== Available data
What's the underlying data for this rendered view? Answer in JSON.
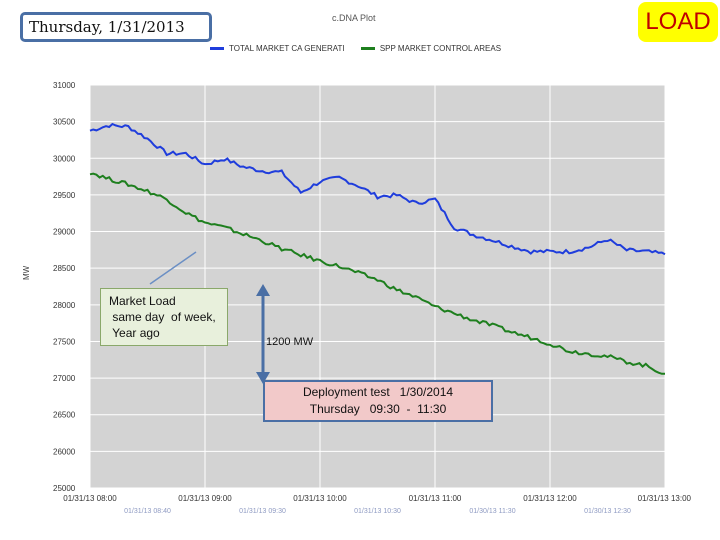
{
  "header": {
    "date": "Thursday, 1/31/2013",
    "badge": "LOAD",
    "plot_title": "c.DNA Plot"
  },
  "annotations": {
    "callout": "Market Load\n same day  of week,\n Year ago",
    "difference": "1200 MW",
    "deployment": "Deployment test   1/30/2014\nThursday   09:30  -  11:30"
  },
  "colors": {
    "blue": "#1f3ddc",
    "green": "#1e7f1e",
    "plot_bg": "#d3d3d3"
  },
  "chart_data": {
    "type": "line",
    "ylabel": "MW",
    "ylim": [
      25000,
      31000
    ],
    "y_ticks": [
      "31000",
      "30500",
      "30000",
      "29500",
      "29000",
      "28500",
      "28000",
      "27500",
      "27000",
      "26500",
      "26000"
    ],
    "x_range_hours": [
      "08:00",
      "13:00"
    ],
    "x_ticks": [
      "01/31/13 08:00",
      "01/31/13 09:00",
      "01/31/13 10:00",
      "01/31/13 11:00",
      "01/31/13 12:00",
      "01/31/13 13:00"
    ],
    "x_ticks_secondary": [
      "01/31/13 08:40",
      "01/31/13 09:30",
      "01/31/13 10:30",
      "01/30/13 11:30",
      "01/30/13 12:30"
    ],
    "series": [
      {
        "name": "TOTAL MARKET CA GENERATI",
        "color": "#1f3ddc",
        "x": [
          "08:00",
          "08:10",
          "08:20",
          "08:30",
          "08:40",
          "08:50",
          "09:00",
          "09:10",
          "09:20",
          "09:30",
          "09:40",
          "09:50",
          "10:00",
          "10:10",
          "10:20",
          "10:30",
          "10:40",
          "10:50",
          "11:00",
          "11:10",
          "11:20",
          "11:30",
          "11:40",
          "11:50",
          "12:00",
          "12:10",
          "12:20",
          "12:30",
          "12:40",
          "12:50",
          "13:00"
        ],
        "y": [
          30320,
          30400,
          30380,
          30200,
          29980,
          29980,
          29820,
          29900,
          29780,
          29720,
          29700,
          29400,
          29560,
          29620,
          29500,
          29340,
          29360,
          29240,
          29300,
          28880,
          28770,
          28690,
          28600,
          28520,
          28520,
          28520,
          28580,
          28700,
          28540,
          28520,
          28480
        ]
      },
      {
        "name": "SPP MARKET CONTROL AREAS",
        "color": "#1e7f1e",
        "x": [
          "08:00",
          "08:10",
          "08:20",
          "08:30",
          "08:40",
          "08:50",
          "09:00",
          "09:10",
          "09:20",
          "09:30",
          "09:40",
          "09:50",
          "10:00",
          "10:10",
          "10:20",
          "10:30",
          "10:40",
          "10:50",
          "11:00",
          "11:10",
          "11:20",
          "11:30",
          "11:40",
          "11:50",
          "12:00",
          "12:10",
          "12:20",
          "12:30",
          "12:40",
          "12:50",
          "13:00"
        ],
        "y": [
          29700,
          29600,
          29520,
          29420,
          29300,
          29100,
          28950,
          28880,
          28780,
          28680,
          28560,
          28470,
          28380,
          28300,
          28200,
          28100,
          27950,
          27840,
          27700,
          27600,
          27500,
          27420,
          27320,
          27240,
          27150,
          27040,
          27000,
          26960,
          26880,
          26820,
          26700
        ]
      }
    ]
  }
}
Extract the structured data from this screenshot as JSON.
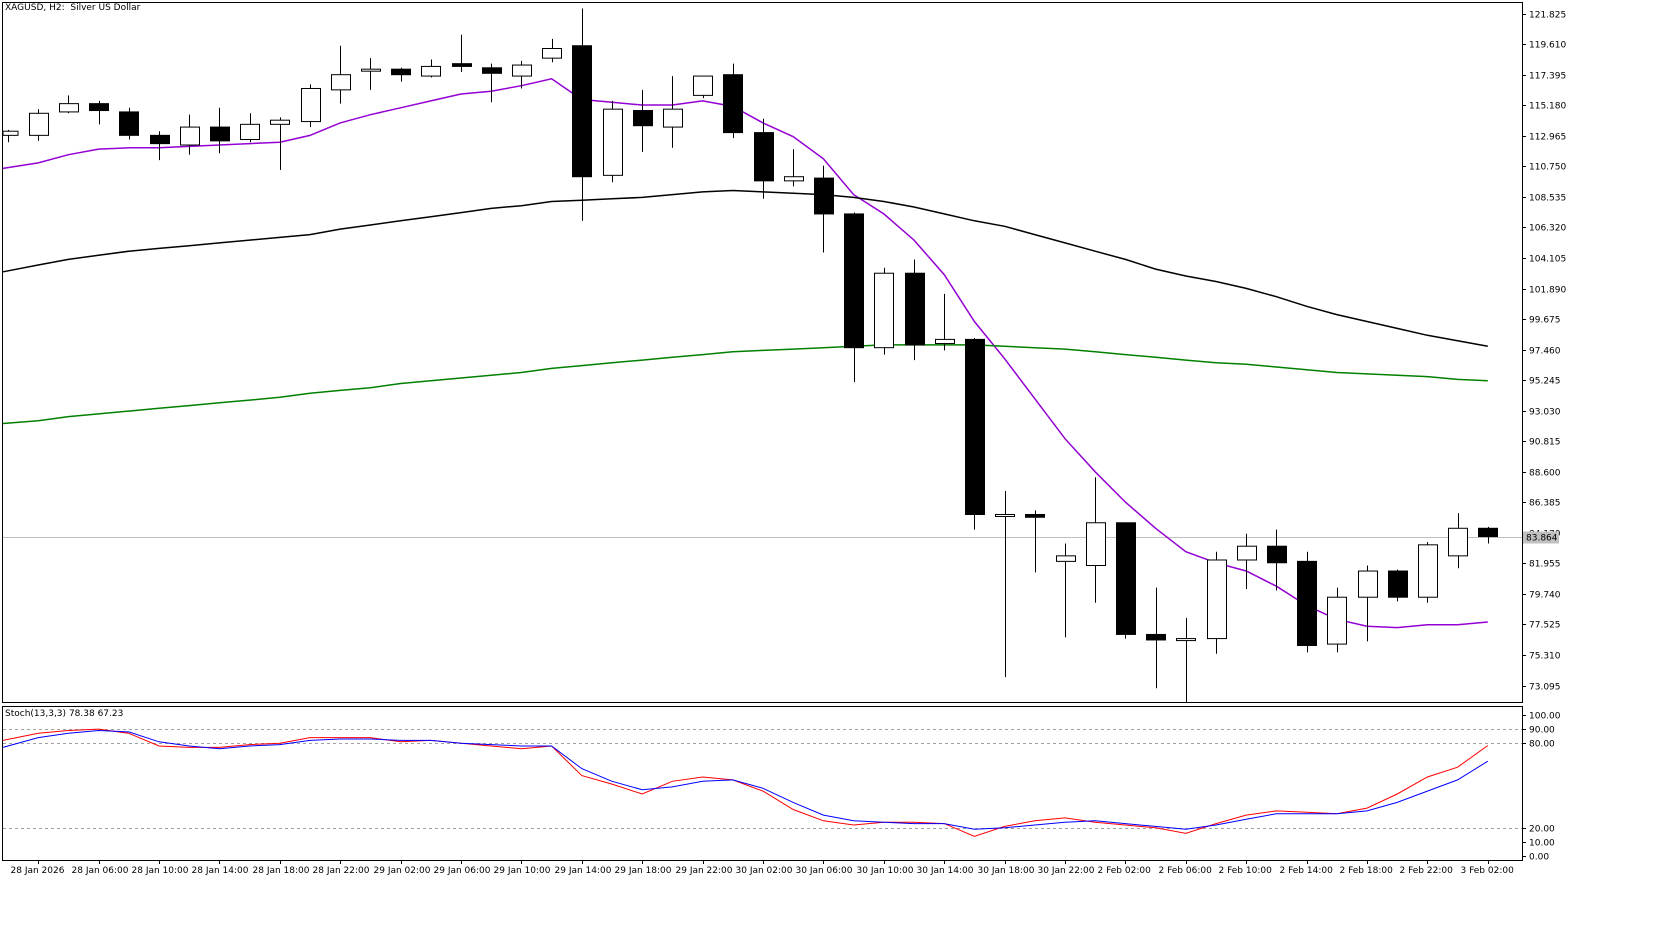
{
  "header": {
    "symbol": "XAGUSD, H2:",
    "description": "Silver US Dollar"
  },
  "indicator": {
    "label": "Stoch(13,3,3)",
    "value_main": "78.38",
    "value_signal": "67.23"
  },
  "current_price_label": "83.864",
  "colors": {
    "background": "#ffffff",
    "bull_body": "#ffffff",
    "bear_body": "#000000",
    "candle_outline": "#000000",
    "ma_fast": "#9400d3",
    "ma_mid": "#000000",
    "ma_slow": "#008000",
    "stoch_main": "#ff0000",
    "stoch_signal": "#0000ff",
    "level_lines": "#a0a0a0"
  },
  "chart_data": [
    {
      "type": "candlestick",
      "title": "XAGUSD, H2:  Silver US Dollar",
      "y_ticks": [
        "121.825",
        "119.610",
        "117.395",
        "115.180",
        "112.965",
        "110.750",
        "108.535",
        "106.320",
        "104.105",
        "101.890",
        "99.675",
        "97.460",
        "95.245",
        "93.030",
        "90.815",
        "88.600",
        "86.385",
        "84.170",
        "81.955",
        "79.740",
        "77.525",
        "75.310",
        "73.095"
      ],
      "ylim": [
        71.9,
        122.6
      ],
      "x_labels": [
        {
          "i": 1,
          "label": "28 Jan 2026"
        },
        {
          "i": 3,
          "label": "28 Jan 06:00"
        },
        {
          "i": 5,
          "label": "28 Jan 10:00"
        },
        {
          "i": 7,
          "label": "28 Jan 14:00"
        },
        {
          "i": 9,
          "label": "28 Jan 18:00"
        },
        {
          "i": 11,
          "label": "28 Jan 22:00"
        },
        {
          "i": 13,
          "label": "29 Jan 02:00"
        },
        {
          "i": 15,
          "label": "29 Jan 06:00"
        },
        {
          "i": 17,
          "label": "29 Jan 10:00"
        },
        {
          "i": 19,
          "label": "29 Jan 14:00"
        },
        {
          "i": 21,
          "label": "29 Jan 18:00"
        },
        {
          "i": 23,
          "label": "29 Jan 22:00"
        },
        {
          "i": 25,
          "label": "30 Jan 02:00"
        },
        {
          "i": 27,
          "label": "30 Jan 06:00"
        },
        {
          "i": 29,
          "label": "30 Jan 10:00"
        },
        {
          "i": 31,
          "label": "30 Jan 14:00"
        },
        {
          "i": 33,
          "label": "30 Jan 18:00"
        },
        {
          "i": 35,
          "label": "30 Jan 22:00"
        },
        {
          "i": 37,
          "label": "2 Feb 02:00"
        },
        {
          "i": 39,
          "label": "2 Feb 06:00"
        },
        {
          "i": 41,
          "label": "2 Feb 10:00"
        },
        {
          "i": 43,
          "label": "2 Feb 14:00"
        },
        {
          "i": 45,
          "label": "2 Feb 18:00"
        },
        {
          "i": 47,
          "label": "2 Feb 22:00"
        },
        {
          "i": 49,
          "label": "3 Feb 02:00"
        }
      ],
      "ohlc": [
        [
          113.0,
          113.4,
          112.5,
          113.3
        ],
        [
          113.0,
          114.9,
          112.6,
          114.6
        ],
        [
          114.7,
          115.9,
          114.6,
          115.3
        ],
        [
          115.3,
          115.5,
          113.8,
          114.8
        ],
        [
          114.7,
          115.0,
          112.7,
          113.0
        ],
        [
          113.0,
          113.3,
          111.2,
          112.4
        ],
        [
          112.3,
          114.5,
          111.6,
          113.6
        ],
        [
          113.6,
          115.0,
          111.7,
          112.6
        ],
        [
          112.7,
          114.6,
          112.5,
          113.8
        ],
        [
          113.8,
          114.3,
          110.5,
          114.1
        ],
        [
          114.0,
          116.7,
          113.6,
          116.4
        ],
        [
          116.3,
          119.5,
          115.3,
          117.4
        ],
        [
          117.7,
          118.6,
          116.3,
          117.8
        ],
        [
          117.8,
          117.9,
          116.9,
          117.4
        ],
        [
          117.3,
          118.5,
          117.2,
          118.0
        ],
        [
          118.2,
          120.3,
          117.6,
          118.0
        ],
        [
          117.9,
          118.2,
          115.4,
          117.5
        ],
        [
          117.3,
          118.4,
          116.4,
          118.1
        ],
        [
          118.6,
          120.0,
          118.3,
          119.3
        ],
        [
          119.5,
          122.2,
          106.8,
          110.0
        ],
        [
          110.1,
          115.5,
          109.6,
          114.9
        ],
        [
          114.8,
          116.3,
          111.8,
          113.7
        ],
        [
          113.6,
          117.3,
          112.1,
          114.9
        ],
        [
          115.9,
          117.3,
          115.7,
          117.3
        ],
        [
          117.4,
          118.2,
          112.8,
          113.2
        ],
        [
          113.2,
          114.2,
          108.4,
          109.7
        ],
        [
          109.7,
          112.0,
          109.3,
          110.0
        ],
        [
          109.9,
          110.8,
          104.5,
          107.3
        ],
        [
          107.3,
          107.4,
          95.1,
          97.6
        ],
        [
          97.6,
          103.4,
          97.1,
          103.0
        ],
        [
          103.0,
          104.0,
          96.7,
          97.8
        ],
        [
          97.9,
          101.5,
          97.4,
          98.2
        ],
        [
          98.2,
          98.3,
          84.4,
          85.5
        ],
        [
          85.5,
          87.2,
          73.7,
          85.5
        ],
        [
          85.5,
          85.8,
          81.3,
          85.3
        ],
        [
          82.1,
          83.4,
          76.6,
          82.5
        ],
        [
          81.8,
          88.2,
          79.1,
          84.9
        ],
        [
          84.9,
          84.9,
          76.5,
          76.8
        ],
        [
          76.8,
          80.2,
          72.9,
          76.4
        ],
        [
          76.4,
          78.0,
          71.9,
          76.5
        ],
        [
          76.5,
          82.8,
          75.4,
          82.2
        ],
        [
          82.2,
          84.1,
          80.1,
          83.2
        ],
        [
          83.2,
          84.4,
          80.0,
          82.0
        ],
        [
          82.1,
          82.8,
          75.5,
          76.0
        ],
        [
          76.1,
          80.2,
          75.5,
          79.5
        ],
        [
          79.5,
          81.8,
          76.3,
          81.4
        ],
        [
          81.4,
          81.5,
          79.2,
          79.5
        ],
        [
          79.5,
          83.5,
          79.1,
          83.3
        ],
        [
          82.5,
          85.6,
          81.6,
          84.5
        ],
        [
          84.5,
          84.6,
          83.4,
          83.9
        ]
      ],
      "series": [
        {
          "values": [
            110.6,
            111.0,
            111.6,
            112.0,
            112.1,
            112.1,
            112.2,
            112.3,
            112.4,
            112.5,
            113.0,
            113.9,
            114.5,
            115.0,
            115.5,
            116.0,
            116.2,
            116.6,
            117.1,
            115.6,
            115.4,
            115.2,
            115.2,
            115.5,
            115.1,
            113.9,
            112.9,
            111.3,
            108.7,
            107.3,
            105.4,
            102.9,
            99.5,
            96.8,
            93.9,
            91.0,
            88.6,
            86.4,
            84.5,
            82.8,
            82.0,
            81.4,
            80.3,
            78.9,
            77.9,
            77.4,
            77.3,
            77.5,
            77.5,
            77.7
          ]
        },
        {
          "values": [
            103.1,
            103.6,
            104.0,
            104.3,
            104.6,
            104.8,
            105.0,
            105.2,
            105.4,
            105.6,
            105.8,
            106.2,
            106.5,
            106.8,
            107.1,
            107.4,
            107.7,
            107.9,
            108.2,
            108.3,
            108.4,
            108.5,
            108.7,
            108.9,
            109.0,
            108.9,
            108.8,
            108.7,
            108.5,
            108.2,
            107.8,
            107.3,
            106.8,
            106.4,
            105.8,
            105.2,
            104.6,
            104.0,
            103.3,
            102.8,
            102.4,
            101.9,
            101.3,
            100.6,
            100.0,
            99.5,
            99.0,
            98.5,
            98.1,
            97.7
          ]
        },
        {
          "values": [
            92.1,
            92.3,
            92.6,
            92.8,
            93.0,
            93.2,
            93.4,
            93.6,
            93.8,
            94.0,
            94.3,
            94.5,
            94.7,
            95.0,
            95.2,
            95.4,
            95.6,
            95.8,
            96.1,
            96.3,
            96.5,
            96.7,
            96.9,
            97.1,
            97.3,
            97.4,
            97.5,
            97.6,
            97.7,
            97.8,
            97.8,
            97.8,
            97.8,
            97.7,
            97.6,
            97.5,
            97.3,
            97.1,
            96.9,
            96.7,
            96.5,
            96.4,
            96.2,
            96.0,
            95.8,
            95.7,
            95.6,
            95.5,
            95.3,
            95.2
          ]
        }
      ]
    },
    {
      "type": "line",
      "title": "Stoch(13,3,3) 78.38 67.23",
      "y_ticks": [
        "100.00",
        "90.00",
        "80.00",
        "20.00",
        "10.00",
        "0.00"
      ],
      "levels": [
        20,
        80
      ],
      "ylim": [
        0,
        100
      ],
      "series": [
        {
          "values": [
            82,
            87,
            89,
            90,
            87,
            78,
            77,
            77,
            79,
            80,
            84,
            84,
            84,
            81,
            82,
            80,
            78,
            76,
            78,
            57,
            51,
            44,
            53,
            56,
            54,
            46,
            33,
            25,
            22,
            24,
            24,
            23,
            14,
            21,
            25,
            27,
            24,
            22,
            20,
            16,
            23,
            29,
            32,
            31,
            30,
            34,
            44,
            56,
            63,
            78.38
          ]
        },
        {
          "values": [
            77,
            84,
            87,
            89,
            88,
            81,
            78,
            76,
            78,
            79,
            82,
            83,
            83,
            82,
            82,
            80,
            79,
            78,
            78,
            62,
            53,
            47,
            49,
            53,
            54,
            48,
            38,
            29,
            25,
            24,
            23,
            23,
            19,
            20,
            22,
            24,
            25,
            23,
            21,
            19,
            22,
            26,
            30,
            30,
            30,
            32,
            38,
            46,
            54,
            67.23
          ]
        }
      ]
    }
  ]
}
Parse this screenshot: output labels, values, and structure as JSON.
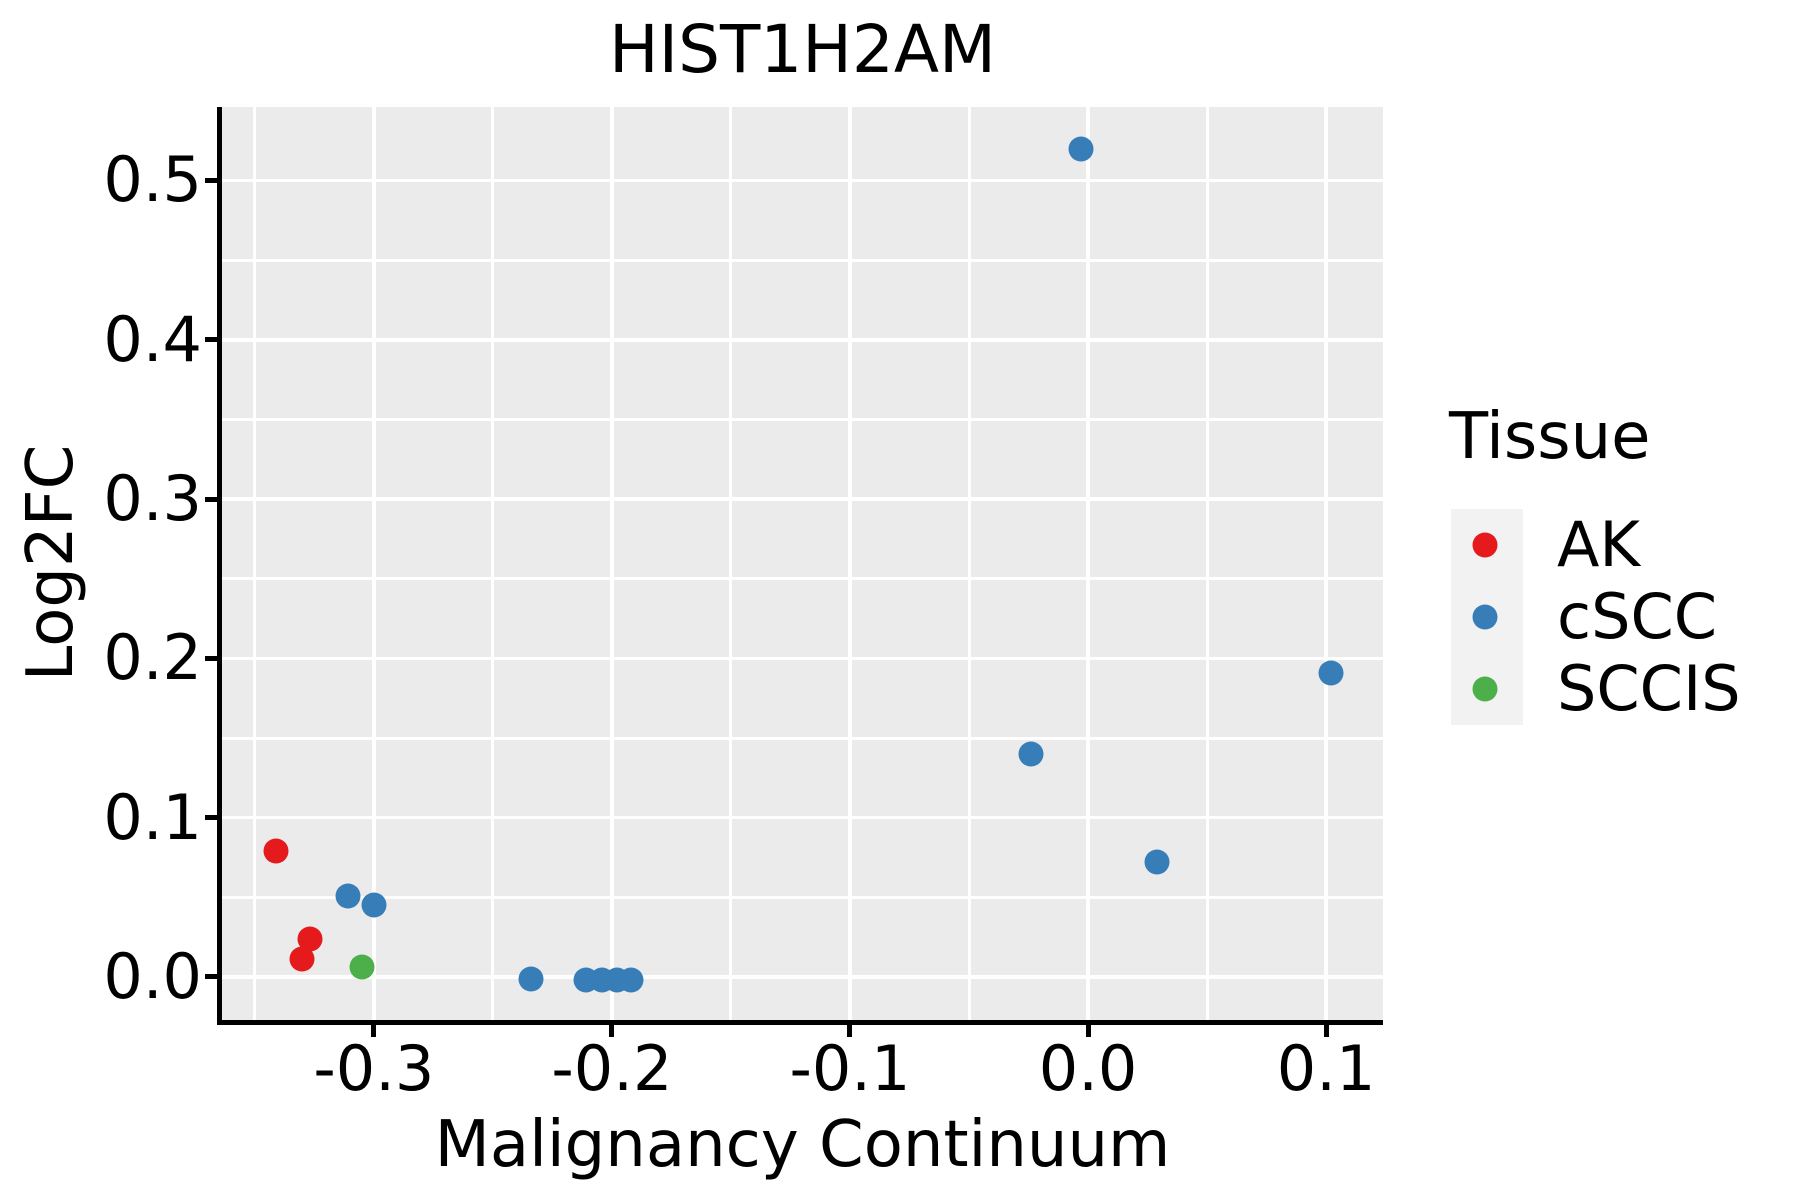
====
### Task to complete
Check the data for the word "XAGUSD" and pull out the lines that have it.

### Response to this task
    "symbol": "XAGUSD, H2:",
      "title": "XAGUSD, H2:  Silver US Dollar",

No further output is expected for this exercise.